** Listing **
+ + + + + + +

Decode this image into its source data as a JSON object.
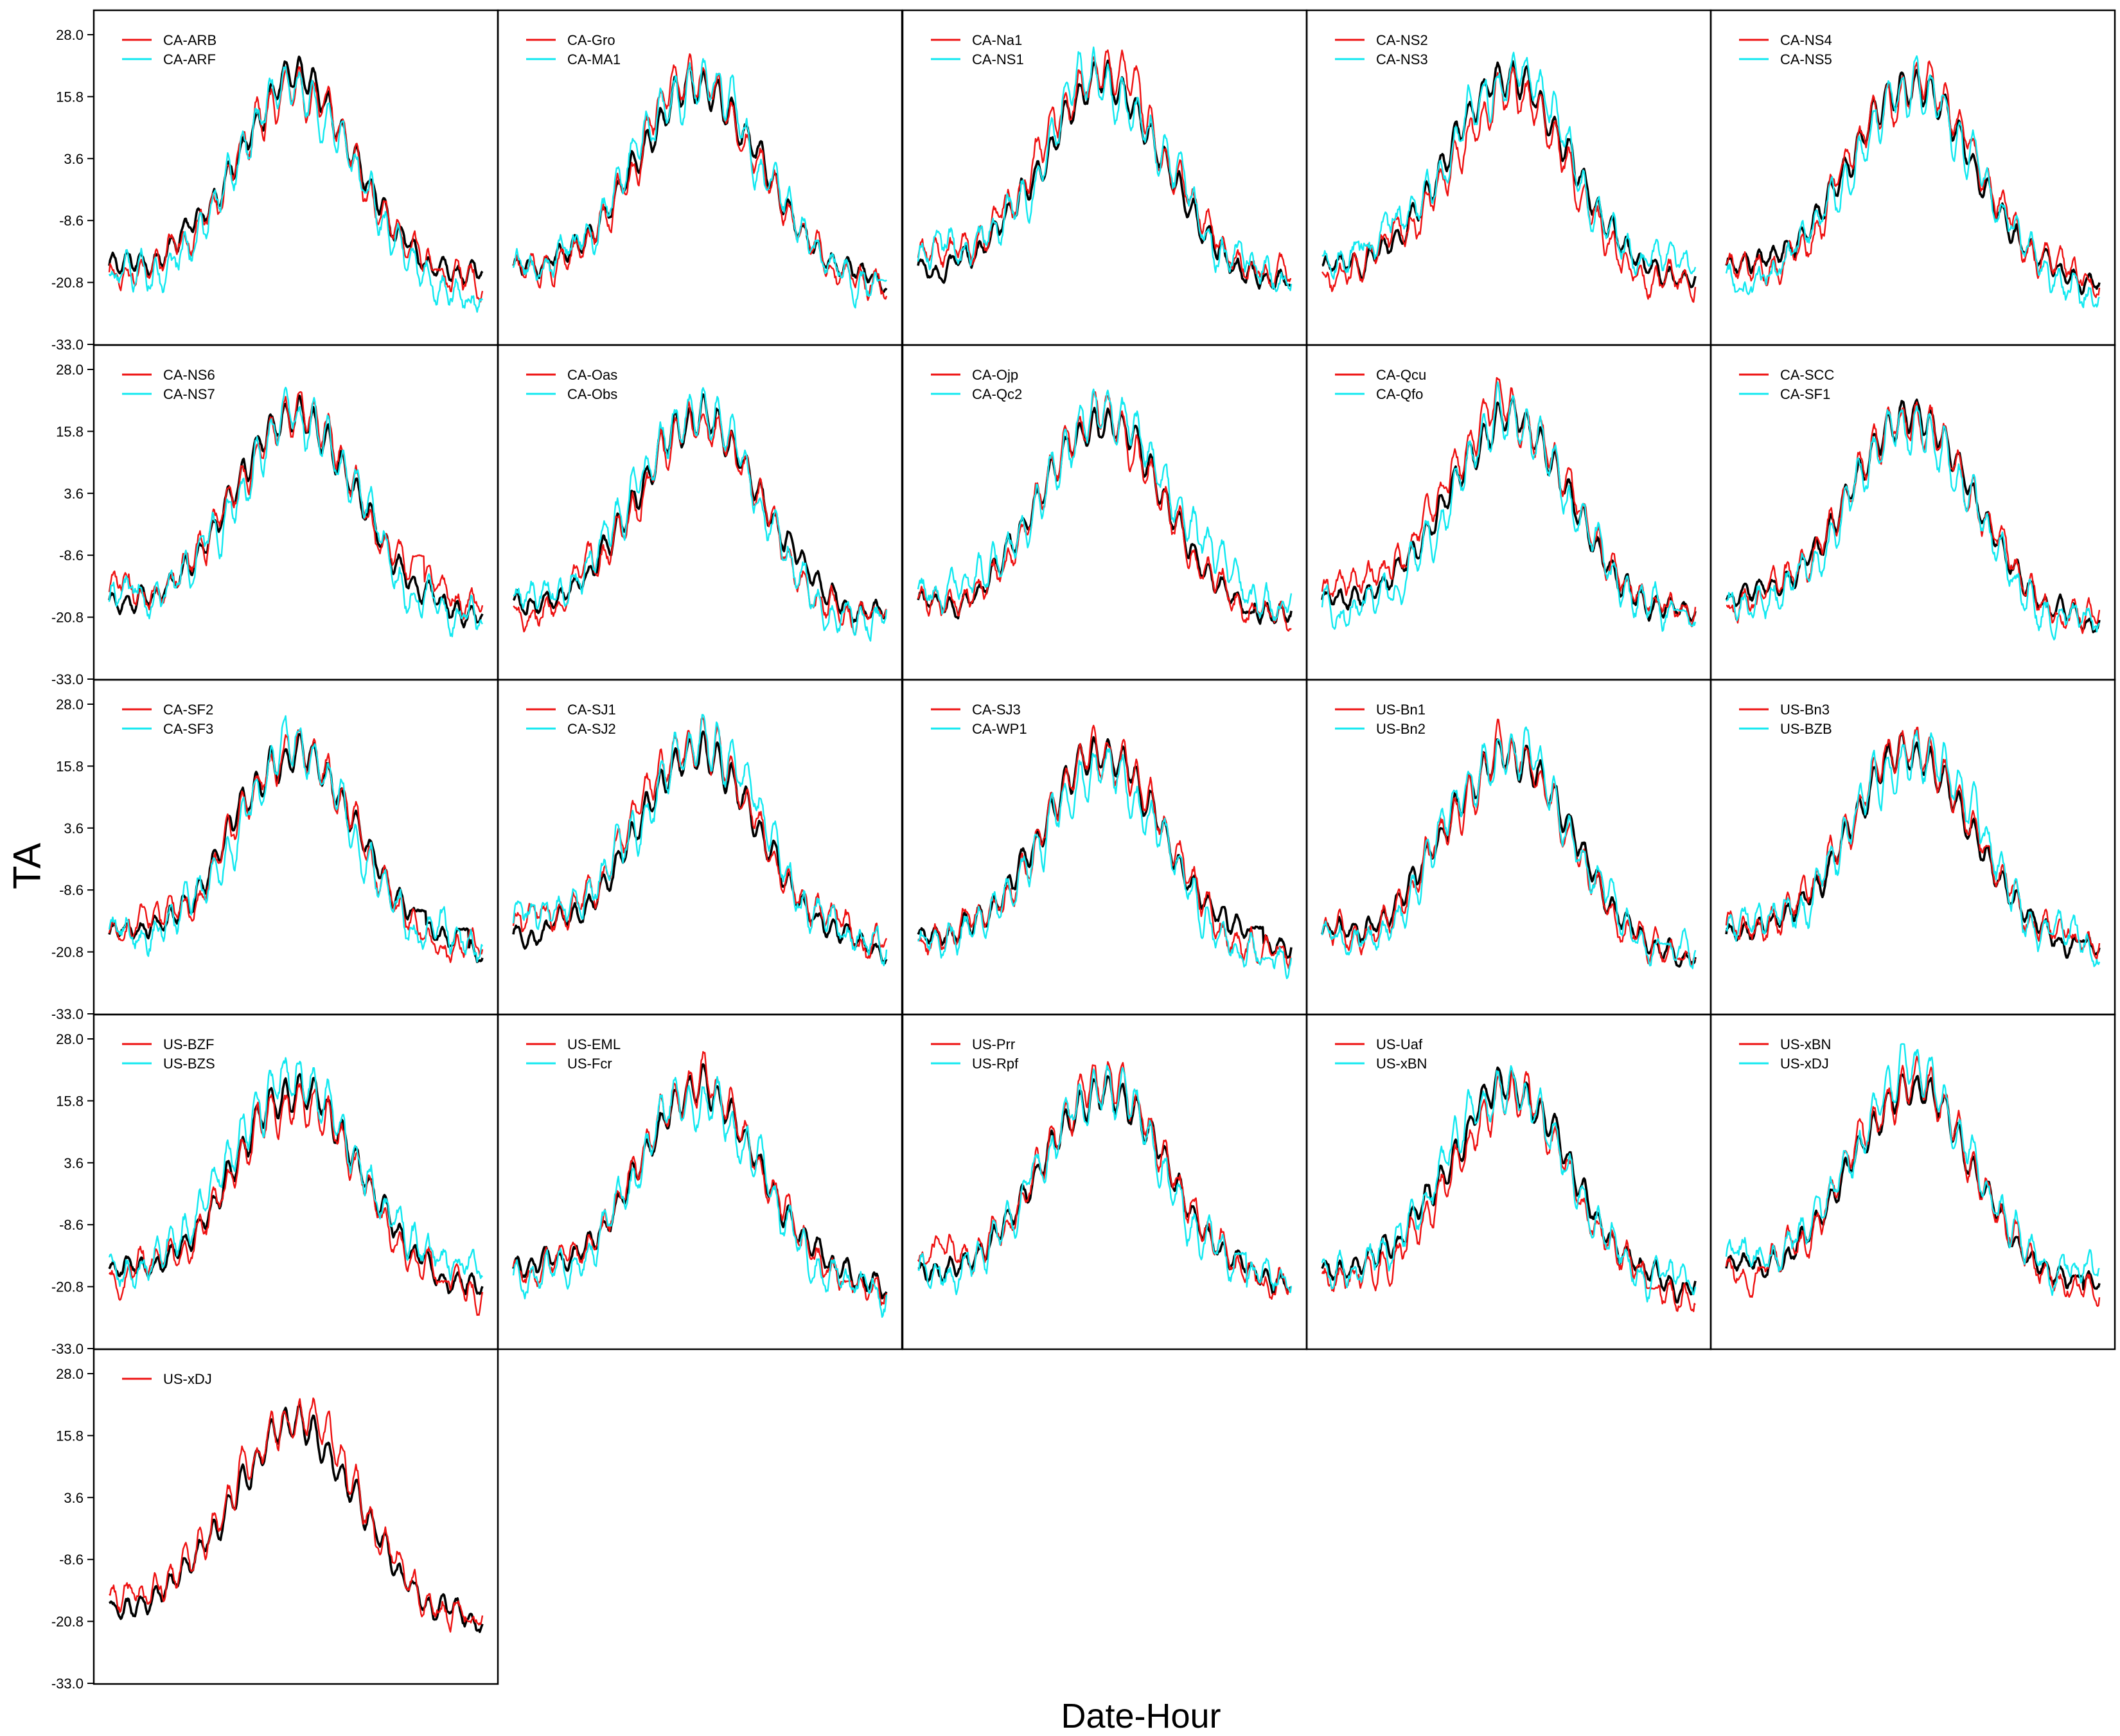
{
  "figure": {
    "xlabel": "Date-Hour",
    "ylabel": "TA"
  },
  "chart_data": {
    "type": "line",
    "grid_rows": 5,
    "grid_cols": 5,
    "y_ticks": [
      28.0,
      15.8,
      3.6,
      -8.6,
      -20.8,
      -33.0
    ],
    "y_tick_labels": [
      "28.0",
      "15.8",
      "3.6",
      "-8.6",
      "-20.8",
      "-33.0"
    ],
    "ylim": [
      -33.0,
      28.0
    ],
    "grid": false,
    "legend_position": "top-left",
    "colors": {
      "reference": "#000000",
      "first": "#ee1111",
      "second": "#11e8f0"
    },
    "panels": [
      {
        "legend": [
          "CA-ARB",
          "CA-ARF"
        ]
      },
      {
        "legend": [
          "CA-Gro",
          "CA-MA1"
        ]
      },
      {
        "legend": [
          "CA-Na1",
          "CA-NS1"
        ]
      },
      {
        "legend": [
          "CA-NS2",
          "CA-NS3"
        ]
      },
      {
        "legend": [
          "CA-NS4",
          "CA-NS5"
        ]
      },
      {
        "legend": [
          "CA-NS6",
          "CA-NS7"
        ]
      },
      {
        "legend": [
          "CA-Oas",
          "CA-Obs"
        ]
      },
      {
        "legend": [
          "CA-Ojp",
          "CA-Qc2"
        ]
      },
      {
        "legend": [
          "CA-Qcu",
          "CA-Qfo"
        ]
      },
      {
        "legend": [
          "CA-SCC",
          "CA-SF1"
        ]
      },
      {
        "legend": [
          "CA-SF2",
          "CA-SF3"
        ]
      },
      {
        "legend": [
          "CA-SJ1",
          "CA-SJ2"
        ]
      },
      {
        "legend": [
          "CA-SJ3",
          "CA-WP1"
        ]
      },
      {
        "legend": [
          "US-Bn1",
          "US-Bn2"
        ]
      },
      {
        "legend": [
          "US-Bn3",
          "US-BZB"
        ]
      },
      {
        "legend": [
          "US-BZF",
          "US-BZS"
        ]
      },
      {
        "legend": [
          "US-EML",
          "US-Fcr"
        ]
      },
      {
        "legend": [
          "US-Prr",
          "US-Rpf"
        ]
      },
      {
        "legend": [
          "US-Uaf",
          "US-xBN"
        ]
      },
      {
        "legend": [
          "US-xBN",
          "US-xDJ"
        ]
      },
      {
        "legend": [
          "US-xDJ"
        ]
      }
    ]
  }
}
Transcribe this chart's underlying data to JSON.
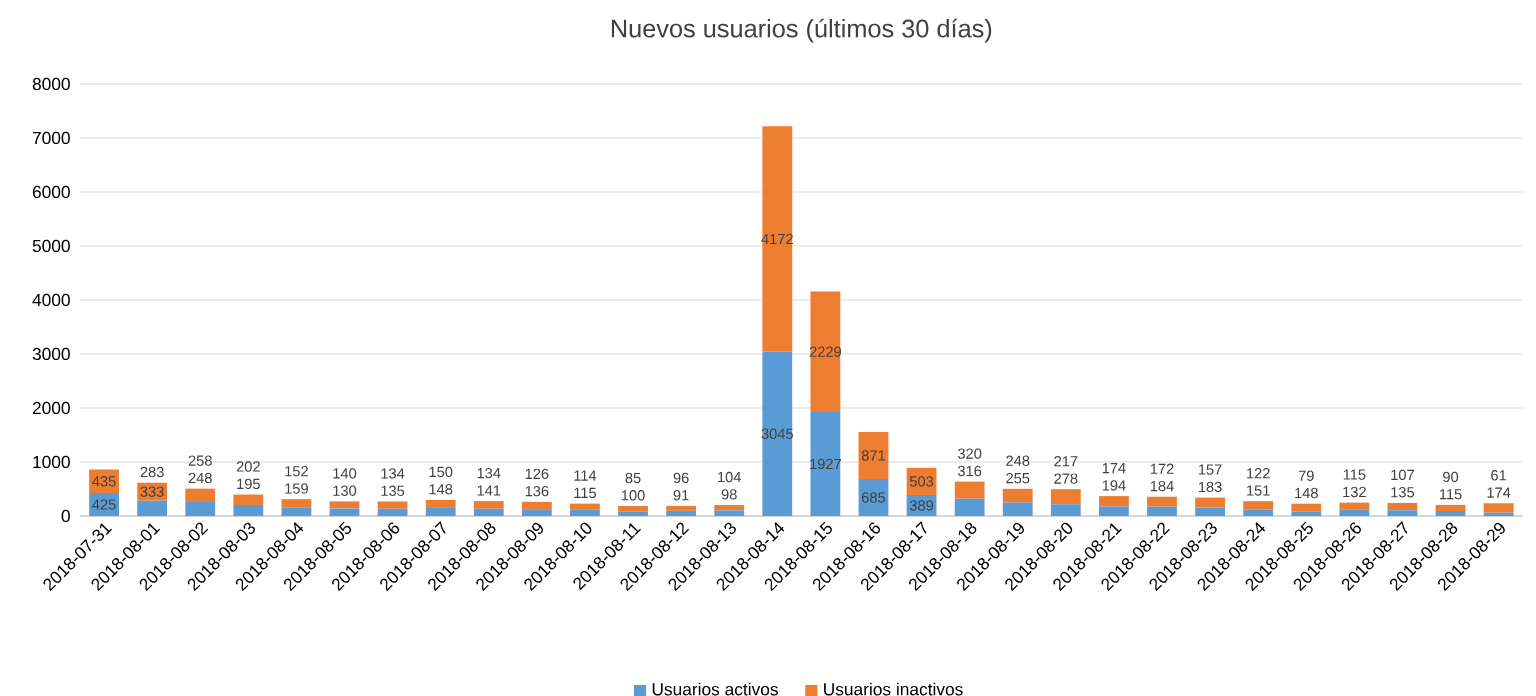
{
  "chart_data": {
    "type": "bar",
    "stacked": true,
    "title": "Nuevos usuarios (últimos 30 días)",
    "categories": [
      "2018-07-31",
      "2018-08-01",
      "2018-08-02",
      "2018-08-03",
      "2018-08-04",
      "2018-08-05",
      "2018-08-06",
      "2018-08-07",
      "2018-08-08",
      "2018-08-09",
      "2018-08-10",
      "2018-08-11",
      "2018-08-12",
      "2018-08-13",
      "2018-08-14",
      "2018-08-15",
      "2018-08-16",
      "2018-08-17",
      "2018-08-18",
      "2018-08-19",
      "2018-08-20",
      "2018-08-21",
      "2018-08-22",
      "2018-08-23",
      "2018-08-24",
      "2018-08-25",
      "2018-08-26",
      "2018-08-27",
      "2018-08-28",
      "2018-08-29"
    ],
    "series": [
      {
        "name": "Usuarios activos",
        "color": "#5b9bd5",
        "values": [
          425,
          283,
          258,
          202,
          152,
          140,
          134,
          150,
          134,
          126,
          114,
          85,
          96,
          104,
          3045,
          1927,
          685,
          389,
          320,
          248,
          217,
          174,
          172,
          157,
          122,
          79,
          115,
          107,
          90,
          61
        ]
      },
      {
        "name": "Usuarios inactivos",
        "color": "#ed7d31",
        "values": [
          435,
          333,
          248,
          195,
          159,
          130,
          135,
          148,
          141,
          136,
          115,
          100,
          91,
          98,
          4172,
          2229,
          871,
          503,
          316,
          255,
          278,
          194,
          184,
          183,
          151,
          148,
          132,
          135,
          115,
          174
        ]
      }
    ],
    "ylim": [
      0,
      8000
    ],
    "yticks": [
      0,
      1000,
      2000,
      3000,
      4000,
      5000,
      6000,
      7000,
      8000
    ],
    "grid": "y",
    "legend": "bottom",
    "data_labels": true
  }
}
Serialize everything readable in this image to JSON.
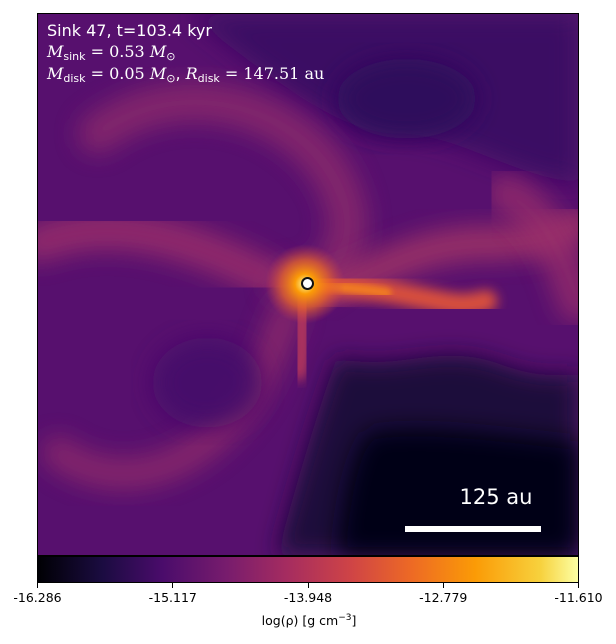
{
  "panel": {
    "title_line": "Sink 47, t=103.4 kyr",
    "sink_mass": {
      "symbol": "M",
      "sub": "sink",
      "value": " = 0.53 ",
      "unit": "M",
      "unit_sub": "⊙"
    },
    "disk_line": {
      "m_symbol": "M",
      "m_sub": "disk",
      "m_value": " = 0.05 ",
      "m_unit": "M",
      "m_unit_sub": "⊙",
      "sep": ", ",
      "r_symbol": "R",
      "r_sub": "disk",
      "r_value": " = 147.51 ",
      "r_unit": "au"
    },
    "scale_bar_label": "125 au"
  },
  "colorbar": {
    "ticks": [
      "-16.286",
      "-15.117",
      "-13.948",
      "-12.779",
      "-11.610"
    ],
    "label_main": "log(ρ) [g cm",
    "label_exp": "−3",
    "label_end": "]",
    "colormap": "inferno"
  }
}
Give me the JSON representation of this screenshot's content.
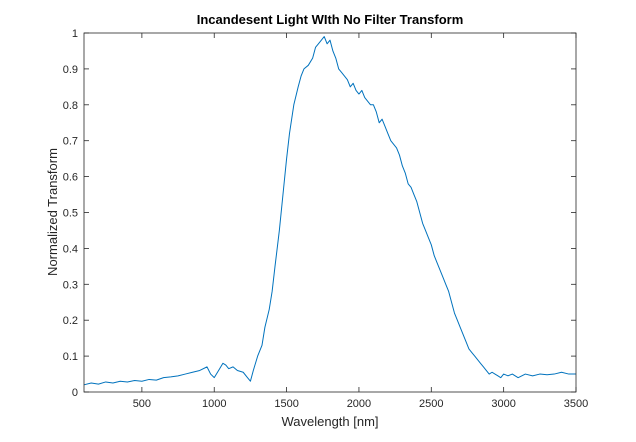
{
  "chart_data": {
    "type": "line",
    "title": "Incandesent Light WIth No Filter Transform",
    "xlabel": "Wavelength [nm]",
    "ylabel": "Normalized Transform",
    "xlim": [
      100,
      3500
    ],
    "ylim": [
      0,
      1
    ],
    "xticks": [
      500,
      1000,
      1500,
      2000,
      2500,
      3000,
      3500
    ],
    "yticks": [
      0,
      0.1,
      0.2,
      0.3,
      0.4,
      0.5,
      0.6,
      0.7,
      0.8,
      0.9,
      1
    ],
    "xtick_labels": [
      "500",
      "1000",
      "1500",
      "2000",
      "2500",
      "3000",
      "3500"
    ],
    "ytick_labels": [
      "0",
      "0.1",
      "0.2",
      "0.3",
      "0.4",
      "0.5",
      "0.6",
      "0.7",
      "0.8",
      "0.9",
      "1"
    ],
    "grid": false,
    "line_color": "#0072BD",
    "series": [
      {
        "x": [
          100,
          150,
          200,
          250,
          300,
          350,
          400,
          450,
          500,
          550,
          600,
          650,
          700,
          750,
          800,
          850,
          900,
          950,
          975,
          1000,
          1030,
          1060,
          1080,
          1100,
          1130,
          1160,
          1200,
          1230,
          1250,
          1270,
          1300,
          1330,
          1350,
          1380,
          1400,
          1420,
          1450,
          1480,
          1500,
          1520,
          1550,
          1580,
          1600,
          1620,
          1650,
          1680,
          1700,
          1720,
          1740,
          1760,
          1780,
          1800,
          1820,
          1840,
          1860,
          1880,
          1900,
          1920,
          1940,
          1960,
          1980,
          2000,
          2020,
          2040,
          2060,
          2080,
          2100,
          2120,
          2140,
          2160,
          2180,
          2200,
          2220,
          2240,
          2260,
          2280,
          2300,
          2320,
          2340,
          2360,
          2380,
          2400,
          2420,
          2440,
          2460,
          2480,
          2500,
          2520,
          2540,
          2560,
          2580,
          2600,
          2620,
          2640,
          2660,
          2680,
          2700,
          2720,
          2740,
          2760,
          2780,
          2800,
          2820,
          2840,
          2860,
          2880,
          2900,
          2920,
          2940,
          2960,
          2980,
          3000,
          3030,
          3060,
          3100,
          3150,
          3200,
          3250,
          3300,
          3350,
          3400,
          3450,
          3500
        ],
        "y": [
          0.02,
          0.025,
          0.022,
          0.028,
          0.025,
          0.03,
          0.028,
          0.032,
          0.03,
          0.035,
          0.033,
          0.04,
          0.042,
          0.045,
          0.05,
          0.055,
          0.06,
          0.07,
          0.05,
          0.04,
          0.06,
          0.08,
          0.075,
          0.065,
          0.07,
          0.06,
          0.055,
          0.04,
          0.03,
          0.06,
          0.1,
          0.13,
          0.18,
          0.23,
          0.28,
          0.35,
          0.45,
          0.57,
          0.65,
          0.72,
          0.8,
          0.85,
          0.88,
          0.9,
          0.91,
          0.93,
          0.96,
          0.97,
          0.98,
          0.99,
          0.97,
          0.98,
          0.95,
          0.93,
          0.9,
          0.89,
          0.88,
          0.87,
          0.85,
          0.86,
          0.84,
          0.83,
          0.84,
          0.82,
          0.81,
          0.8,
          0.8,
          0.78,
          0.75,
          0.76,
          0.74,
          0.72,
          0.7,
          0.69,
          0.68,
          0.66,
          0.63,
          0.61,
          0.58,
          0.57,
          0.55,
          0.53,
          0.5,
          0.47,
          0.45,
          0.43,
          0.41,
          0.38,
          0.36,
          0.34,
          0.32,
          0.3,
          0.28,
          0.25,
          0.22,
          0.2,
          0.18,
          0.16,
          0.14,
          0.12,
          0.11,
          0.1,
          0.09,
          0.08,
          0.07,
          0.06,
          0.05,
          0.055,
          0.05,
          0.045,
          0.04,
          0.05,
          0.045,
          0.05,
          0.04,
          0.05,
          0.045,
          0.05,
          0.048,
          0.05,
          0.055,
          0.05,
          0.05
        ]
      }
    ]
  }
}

+ + + + + + +

** Task statement **
Return each line among the entries that holds the word "xlabel".

** Full solution **
    "xlabel": "Date-Hour",
    "xlabel": "Wavelength [nm]",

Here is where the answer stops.